**Supplied data**

┄┄┄┄┄┄

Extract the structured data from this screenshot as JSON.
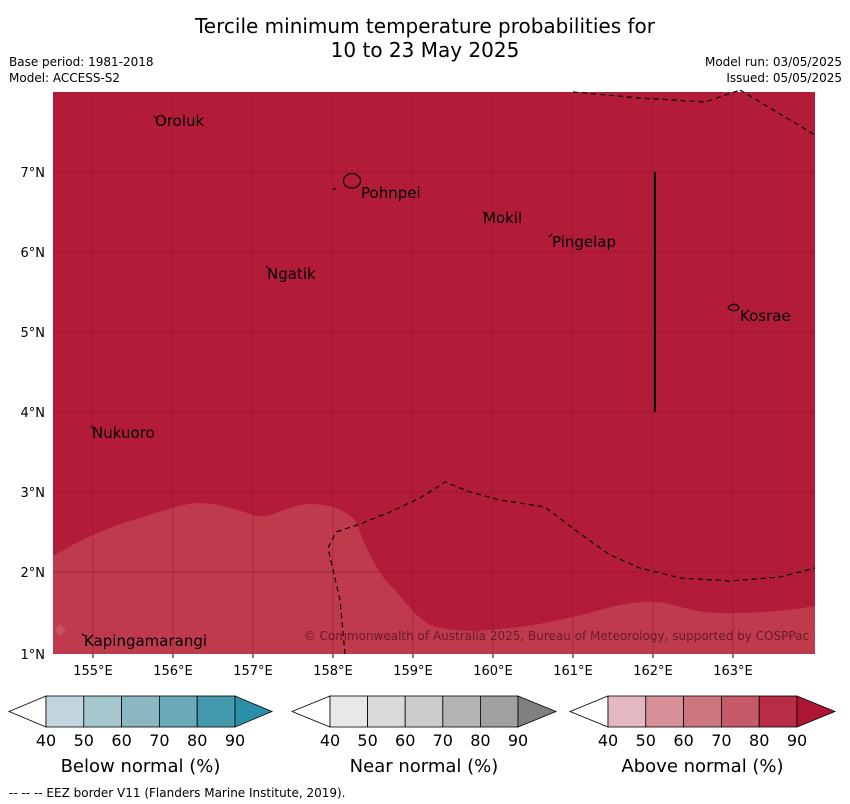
{
  "title": {
    "line1": "Tercile minimum temperature probabilities for",
    "line2": "10 to 23 May 2025"
  },
  "meta": {
    "base_period": "Base period: 1981-2018",
    "model": "Model: ACCESS-S2",
    "model_run": "Model run: 03/05/2025",
    "issued": "Issued: 05/05/2025"
  },
  "map": {
    "lon_range": [
      154.5,
      164.0
    ],
    "lat_range": [
      1.0,
      8.0
    ],
    "lon_ticks": [
      "155°E",
      "156°E",
      "157°E",
      "158°E",
      "159°E",
      "160°E",
      "161°E",
      "162°E",
      "163°E"
    ],
    "lat_ticks": [
      "1°N",
      "2°N",
      "3°N",
      "4°N",
      "5°N",
      "6°N",
      "7°N"
    ],
    "background_category": "Above normal 80-90%",
    "background_color": "#b31c39",
    "lower_region_category": "Above normal 70-80%",
    "lower_region_color": "#bf3a4d",
    "islands": [
      {
        "name": "Oroluk",
        "lon": 155.3,
        "lat": 7.6
      },
      {
        "name": "Pohnpei",
        "lon": 158.2,
        "lat": 6.9
      },
      {
        "name": "Mokil",
        "lon": 159.8,
        "lat": 6.7
      },
      {
        "name": "Pingelap",
        "lon": 160.7,
        "lat": 6.2
      },
      {
        "name": "Ngatik",
        "lon": 157.1,
        "lat": 5.8
      },
      {
        "name": "Kosrae",
        "lon": 163.0,
        "lat": 5.3
      },
      {
        "name": "Nukuoro",
        "lon": 154.8,
        "lat": 3.8
      },
      {
        "name": "Kapingamarangi",
        "lon": 154.8,
        "lat": 1.1
      }
    ],
    "copyright": "© Commonwealth of Australia 2025, Bureau of Meteorology, supported by COSPPac"
  },
  "legends": [
    {
      "label": "Below normal (%)",
      "ticks": [
        "40",
        "50",
        "60",
        "70",
        "80",
        "90"
      ],
      "colors": [
        "#ffffff",
        "#c0d5dc",
        "#a5c8cf",
        "#8bb7c1",
        "#6aa9b8",
        "#4599ad",
        "#2a8fa8"
      ]
    },
    {
      "label": "Near normal (%)",
      "ticks": [
        "40",
        "50",
        "60",
        "70",
        "80",
        "90"
      ],
      "colors": [
        "#ffffff",
        "#e8e8e8",
        "#d9d9d9",
        "#cccccc",
        "#b4b4b4",
        "#a0a0a0",
        "#808080"
      ]
    },
    {
      "label": "Above normal (%)",
      "ticks": [
        "40",
        "50",
        "60",
        "70",
        "80",
        "90"
      ],
      "colors": [
        "#ffffff",
        "#e3b8c1",
        "#d69098",
        "#cc7780",
        "#c55a69",
        "#b82c46",
        "#ad1535"
      ]
    }
  ],
  "footnote": "--  --  -- EEZ border V11 (Flanders Marine Institute, 2019)."
}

┄┄┄┄┄┄

**Short exercise**
Copy all the data exactly as written, but skip any picture.

**Response to the task**
Extract the structured data from this screenshot as JSON.
{
  "title": {
    "line1": "Tercile minimum temperature probabilities for",
    "line2": "10 to 23 May 2025"
  },
  "meta": {
    "base_period": "Base period: 1981-2018",
    "model": "Model: ACCESS-S2",
    "model_run": "Model run: 03/05/2025",
    "issued": "Issued: 05/05/2025"
  },
  "map": {
    "lon_range": [
      154.5,
      164.0
    ],
    "lat_range": [
      1.0,
      8.0
    ],
    "lon_ticks": [
      "155°E",
      "156°E",
      "157°E",
      "158°E",
      "159°E",
      "160°E",
      "161°E",
      "162°E",
      "163°E"
    ],
    "lat_ticks": [
      "1°N",
      "2°N",
      "3°N",
      "4°N",
      "5°N",
      "6°N",
      "7°N"
    ],
    "background_category": "Above normal 80-90%",
    "background_color": "#b31c39",
    "lower_region_category": "Above normal 70-80%",
    "lower_region_color": "#bf3a4d",
    "islands": [
      {
        "name": "Oroluk",
        "lon": 155.3,
        "lat": 7.6
      },
      {
        "name": "Pohnpei",
        "lon": 158.2,
        "lat": 6.9
      },
      {
        "name": "Mokil",
        "lon": 159.8,
        "lat": 6.7
      },
      {
        "name": "Pingelap",
        "lon": 160.7,
        "lat": 6.2
      },
      {
        "name": "Ngatik",
        "lon": 157.1,
        "lat": 5.8
      },
      {
        "name": "Kosrae",
        "lon": 163.0,
        "lat": 5.3
      },
      {
        "name": "Nukuoro",
        "lon": 154.8,
        "lat": 3.8
      },
      {
        "name": "Kapingamarangi",
        "lon": 154.8,
        "lat": 1.1
      }
    ],
    "copyright": "© Commonwealth of Australia 2025, Bureau of Meteorology, supported by COSPPac"
  },
  "legends": [
    {
      "label": "Below normal (%)",
      "ticks": [
        "40",
        "50",
        "60",
        "70",
        "80",
        "90"
      ],
      "colors": [
        "#ffffff",
        "#c0d5dc",
        "#a5c8cf",
        "#8bb7c1",
        "#6aa9b8",
        "#4599ad",
        "#2a8fa8"
      ]
    },
    {
      "label": "Near normal (%)",
      "ticks": [
        "40",
        "50",
        "60",
        "70",
        "80",
        "90"
      ],
      "colors": [
        "#ffffff",
        "#e8e8e8",
        "#d9d9d9",
        "#cccccc",
        "#b4b4b4",
        "#a0a0a0",
        "#808080"
      ]
    },
    {
      "label": "Above normal (%)",
      "ticks": [
        "40",
        "50",
        "60",
        "70",
        "80",
        "90"
      ],
      "colors": [
        "#ffffff",
        "#e3b8c1",
        "#d69098",
        "#cc7780",
        "#c55a69",
        "#b82c46",
        "#ad1535"
      ]
    }
  ],
  "footnote": "--  --  -- EEZ border V11 (Flanders Marine Institute, 2019)."
}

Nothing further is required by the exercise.